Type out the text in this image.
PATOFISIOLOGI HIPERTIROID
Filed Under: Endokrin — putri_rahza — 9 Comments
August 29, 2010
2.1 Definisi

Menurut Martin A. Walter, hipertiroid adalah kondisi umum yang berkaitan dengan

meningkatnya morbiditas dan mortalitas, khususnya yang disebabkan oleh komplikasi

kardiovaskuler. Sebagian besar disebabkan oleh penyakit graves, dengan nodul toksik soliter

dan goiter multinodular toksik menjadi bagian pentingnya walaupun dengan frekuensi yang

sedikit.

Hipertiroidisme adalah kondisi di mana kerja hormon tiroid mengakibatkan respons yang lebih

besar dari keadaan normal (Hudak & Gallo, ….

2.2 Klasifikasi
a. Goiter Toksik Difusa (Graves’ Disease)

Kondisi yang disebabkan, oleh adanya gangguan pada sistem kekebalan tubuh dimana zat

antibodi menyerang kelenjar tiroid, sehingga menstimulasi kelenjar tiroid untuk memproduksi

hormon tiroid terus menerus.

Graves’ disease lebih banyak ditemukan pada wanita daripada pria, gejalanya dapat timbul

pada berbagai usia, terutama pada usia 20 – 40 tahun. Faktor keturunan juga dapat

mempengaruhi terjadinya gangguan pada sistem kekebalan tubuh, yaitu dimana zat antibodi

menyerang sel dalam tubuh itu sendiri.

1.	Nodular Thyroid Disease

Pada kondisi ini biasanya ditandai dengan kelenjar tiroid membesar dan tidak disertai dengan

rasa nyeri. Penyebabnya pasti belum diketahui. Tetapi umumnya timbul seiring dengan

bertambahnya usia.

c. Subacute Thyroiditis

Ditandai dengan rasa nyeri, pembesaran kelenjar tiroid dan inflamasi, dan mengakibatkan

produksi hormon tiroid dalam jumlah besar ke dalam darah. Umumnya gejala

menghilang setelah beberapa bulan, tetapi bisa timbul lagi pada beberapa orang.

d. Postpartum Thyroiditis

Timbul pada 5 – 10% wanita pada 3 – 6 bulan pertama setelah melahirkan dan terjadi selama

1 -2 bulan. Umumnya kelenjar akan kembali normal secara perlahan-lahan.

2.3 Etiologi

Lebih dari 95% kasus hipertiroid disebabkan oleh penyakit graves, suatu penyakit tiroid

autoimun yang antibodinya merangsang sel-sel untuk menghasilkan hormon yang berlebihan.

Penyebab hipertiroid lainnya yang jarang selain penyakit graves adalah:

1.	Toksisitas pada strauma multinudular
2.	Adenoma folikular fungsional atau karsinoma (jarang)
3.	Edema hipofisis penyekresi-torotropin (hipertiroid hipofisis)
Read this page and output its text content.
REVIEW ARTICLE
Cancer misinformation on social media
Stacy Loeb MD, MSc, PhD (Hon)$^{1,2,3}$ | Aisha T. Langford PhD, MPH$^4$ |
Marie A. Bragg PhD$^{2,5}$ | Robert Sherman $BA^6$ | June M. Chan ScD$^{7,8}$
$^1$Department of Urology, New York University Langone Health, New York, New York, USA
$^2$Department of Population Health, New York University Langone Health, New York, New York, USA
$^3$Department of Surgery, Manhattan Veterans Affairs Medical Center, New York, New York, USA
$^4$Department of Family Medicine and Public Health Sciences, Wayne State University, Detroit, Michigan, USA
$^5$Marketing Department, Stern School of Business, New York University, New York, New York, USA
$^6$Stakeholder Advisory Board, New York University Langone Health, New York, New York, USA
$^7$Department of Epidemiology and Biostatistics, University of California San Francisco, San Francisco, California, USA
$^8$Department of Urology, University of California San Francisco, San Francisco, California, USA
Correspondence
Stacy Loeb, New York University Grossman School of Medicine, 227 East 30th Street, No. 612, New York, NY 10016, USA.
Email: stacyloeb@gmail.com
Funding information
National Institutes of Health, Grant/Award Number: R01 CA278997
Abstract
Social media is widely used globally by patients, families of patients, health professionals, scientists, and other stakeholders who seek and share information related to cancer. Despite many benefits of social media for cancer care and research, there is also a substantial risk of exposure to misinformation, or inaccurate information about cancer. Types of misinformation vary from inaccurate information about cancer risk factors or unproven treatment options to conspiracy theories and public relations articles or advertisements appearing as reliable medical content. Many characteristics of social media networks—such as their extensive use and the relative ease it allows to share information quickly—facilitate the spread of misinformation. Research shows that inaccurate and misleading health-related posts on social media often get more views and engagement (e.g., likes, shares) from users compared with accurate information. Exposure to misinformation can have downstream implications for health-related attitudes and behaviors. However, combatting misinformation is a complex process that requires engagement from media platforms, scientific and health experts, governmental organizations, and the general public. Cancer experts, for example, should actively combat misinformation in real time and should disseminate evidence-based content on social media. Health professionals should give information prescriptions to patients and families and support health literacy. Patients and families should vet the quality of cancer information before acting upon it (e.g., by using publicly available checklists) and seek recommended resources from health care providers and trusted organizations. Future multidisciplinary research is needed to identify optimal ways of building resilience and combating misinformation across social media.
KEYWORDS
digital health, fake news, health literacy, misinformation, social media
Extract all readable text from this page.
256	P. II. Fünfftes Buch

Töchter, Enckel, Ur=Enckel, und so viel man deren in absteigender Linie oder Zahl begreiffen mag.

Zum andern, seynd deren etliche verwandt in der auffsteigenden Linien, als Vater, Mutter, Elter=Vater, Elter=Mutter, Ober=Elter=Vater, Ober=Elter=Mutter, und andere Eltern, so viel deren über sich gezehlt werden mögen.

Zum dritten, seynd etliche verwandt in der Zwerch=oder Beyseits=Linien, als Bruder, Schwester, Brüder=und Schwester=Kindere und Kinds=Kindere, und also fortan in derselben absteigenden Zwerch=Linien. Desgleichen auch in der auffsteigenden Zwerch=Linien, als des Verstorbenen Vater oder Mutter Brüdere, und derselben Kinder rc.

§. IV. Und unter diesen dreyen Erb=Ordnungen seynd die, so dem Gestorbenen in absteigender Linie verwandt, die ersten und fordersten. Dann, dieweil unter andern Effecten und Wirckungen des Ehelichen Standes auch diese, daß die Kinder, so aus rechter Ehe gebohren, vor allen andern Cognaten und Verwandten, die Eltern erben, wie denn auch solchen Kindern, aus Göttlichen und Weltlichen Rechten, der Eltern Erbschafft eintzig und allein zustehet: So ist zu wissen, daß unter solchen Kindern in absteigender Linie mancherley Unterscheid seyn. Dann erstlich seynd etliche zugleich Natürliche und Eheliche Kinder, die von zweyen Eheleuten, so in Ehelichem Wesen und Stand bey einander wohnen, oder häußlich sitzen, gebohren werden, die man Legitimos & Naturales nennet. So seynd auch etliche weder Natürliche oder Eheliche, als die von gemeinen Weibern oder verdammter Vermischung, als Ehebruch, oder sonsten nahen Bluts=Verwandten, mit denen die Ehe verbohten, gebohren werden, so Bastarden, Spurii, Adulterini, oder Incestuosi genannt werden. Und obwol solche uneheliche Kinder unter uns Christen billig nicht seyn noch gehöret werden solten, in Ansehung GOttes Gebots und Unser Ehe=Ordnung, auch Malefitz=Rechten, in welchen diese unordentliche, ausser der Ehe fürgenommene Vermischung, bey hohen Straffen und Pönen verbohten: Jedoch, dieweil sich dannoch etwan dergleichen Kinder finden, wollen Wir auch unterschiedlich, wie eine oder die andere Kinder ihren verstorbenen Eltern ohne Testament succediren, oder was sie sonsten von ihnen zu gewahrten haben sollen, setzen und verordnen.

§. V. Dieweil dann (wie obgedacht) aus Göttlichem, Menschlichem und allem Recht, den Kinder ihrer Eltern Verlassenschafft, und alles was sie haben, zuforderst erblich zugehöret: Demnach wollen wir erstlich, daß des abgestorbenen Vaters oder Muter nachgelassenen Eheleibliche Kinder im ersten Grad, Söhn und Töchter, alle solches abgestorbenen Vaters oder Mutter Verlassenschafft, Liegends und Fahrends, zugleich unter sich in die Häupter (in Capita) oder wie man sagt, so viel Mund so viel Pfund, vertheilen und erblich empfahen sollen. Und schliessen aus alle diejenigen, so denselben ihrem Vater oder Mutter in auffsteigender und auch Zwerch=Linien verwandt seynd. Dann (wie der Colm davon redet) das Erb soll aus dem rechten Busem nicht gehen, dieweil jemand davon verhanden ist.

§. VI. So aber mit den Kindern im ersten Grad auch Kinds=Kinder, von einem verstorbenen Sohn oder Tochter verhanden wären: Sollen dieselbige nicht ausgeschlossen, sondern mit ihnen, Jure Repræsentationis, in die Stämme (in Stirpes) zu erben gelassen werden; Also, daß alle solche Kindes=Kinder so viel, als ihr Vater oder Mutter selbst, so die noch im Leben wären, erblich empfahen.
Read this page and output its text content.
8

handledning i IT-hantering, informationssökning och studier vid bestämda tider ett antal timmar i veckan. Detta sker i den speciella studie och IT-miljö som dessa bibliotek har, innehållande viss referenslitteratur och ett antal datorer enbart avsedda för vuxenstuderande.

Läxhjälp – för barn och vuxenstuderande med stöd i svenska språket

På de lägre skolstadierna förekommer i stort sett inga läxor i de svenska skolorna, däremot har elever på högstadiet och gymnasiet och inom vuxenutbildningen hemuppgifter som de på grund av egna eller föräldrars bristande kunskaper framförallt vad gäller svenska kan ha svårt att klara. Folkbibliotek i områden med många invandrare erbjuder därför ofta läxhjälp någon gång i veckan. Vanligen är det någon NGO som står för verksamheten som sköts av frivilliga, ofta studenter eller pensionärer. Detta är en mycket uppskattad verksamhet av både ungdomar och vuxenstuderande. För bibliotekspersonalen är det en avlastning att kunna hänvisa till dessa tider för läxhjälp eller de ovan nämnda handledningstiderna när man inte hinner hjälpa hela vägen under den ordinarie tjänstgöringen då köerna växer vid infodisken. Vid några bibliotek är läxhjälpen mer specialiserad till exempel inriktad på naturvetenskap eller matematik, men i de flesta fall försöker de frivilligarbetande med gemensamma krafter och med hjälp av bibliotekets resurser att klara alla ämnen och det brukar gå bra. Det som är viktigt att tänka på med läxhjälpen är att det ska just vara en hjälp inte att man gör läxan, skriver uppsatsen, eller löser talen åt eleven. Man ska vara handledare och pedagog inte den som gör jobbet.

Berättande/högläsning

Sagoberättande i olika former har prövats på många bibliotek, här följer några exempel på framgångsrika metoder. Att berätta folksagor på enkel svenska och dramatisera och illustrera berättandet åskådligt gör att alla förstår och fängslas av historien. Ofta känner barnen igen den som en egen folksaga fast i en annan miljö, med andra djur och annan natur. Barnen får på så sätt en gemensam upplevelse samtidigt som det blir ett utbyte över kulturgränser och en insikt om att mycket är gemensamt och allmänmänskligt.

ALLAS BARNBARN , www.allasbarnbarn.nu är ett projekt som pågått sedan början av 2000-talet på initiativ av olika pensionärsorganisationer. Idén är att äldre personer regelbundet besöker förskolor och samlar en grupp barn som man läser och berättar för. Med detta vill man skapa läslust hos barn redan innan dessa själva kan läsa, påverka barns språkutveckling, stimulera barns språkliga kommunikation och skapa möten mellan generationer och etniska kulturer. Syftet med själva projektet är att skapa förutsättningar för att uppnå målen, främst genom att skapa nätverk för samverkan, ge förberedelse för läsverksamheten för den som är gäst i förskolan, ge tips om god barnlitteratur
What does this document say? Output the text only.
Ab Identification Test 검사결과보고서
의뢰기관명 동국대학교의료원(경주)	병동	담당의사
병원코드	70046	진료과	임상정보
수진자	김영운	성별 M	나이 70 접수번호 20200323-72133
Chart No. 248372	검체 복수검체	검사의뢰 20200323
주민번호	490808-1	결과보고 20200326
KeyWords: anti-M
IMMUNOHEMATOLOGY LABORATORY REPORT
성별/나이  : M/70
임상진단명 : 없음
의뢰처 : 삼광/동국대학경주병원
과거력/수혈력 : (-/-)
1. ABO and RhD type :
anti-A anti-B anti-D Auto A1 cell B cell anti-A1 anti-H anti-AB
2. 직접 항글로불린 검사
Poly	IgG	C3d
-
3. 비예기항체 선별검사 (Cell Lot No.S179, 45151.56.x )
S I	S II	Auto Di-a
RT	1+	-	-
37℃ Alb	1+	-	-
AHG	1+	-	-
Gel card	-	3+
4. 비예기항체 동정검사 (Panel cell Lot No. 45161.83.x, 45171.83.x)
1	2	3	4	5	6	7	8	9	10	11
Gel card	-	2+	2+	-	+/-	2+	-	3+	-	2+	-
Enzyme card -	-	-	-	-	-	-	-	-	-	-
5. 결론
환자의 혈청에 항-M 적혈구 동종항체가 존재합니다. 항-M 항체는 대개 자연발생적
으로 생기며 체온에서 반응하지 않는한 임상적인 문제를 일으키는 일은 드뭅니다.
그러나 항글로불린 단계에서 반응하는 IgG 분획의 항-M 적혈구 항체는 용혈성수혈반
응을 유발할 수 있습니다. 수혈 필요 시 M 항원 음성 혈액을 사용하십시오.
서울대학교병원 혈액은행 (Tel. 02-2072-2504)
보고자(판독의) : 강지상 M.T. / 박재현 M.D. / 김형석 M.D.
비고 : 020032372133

::::

TASK: I need every line of the data that has the word "auffsteigenden"; please list them.

EXERCISE SOLUTION:
Zum andern, seynd deren etliche verwandt in der auffsteigenden Linien, als Vater, Mutter, Elter=Vater, Elter=Mutter, Ober=Elter=Vater, Ober=Elter=Mutter, und andere Eltern, so viel deren über sich gezehlt werden mögen.
Zum dritten, seynd etliche verwandt in der Zwerch=oder Beyseits=Linien, als Bruder, Schwester, Brüder=und Schwester=Kindere und Kinds=Kindere, und also fortan in derselben absteigenden Zwerch=Linien. Desgleichen auch in der auffsteigenden Zwerch=Linien, als des Verstorbenen Vater oder Mutter Brüdere, und derselben Kinder rc.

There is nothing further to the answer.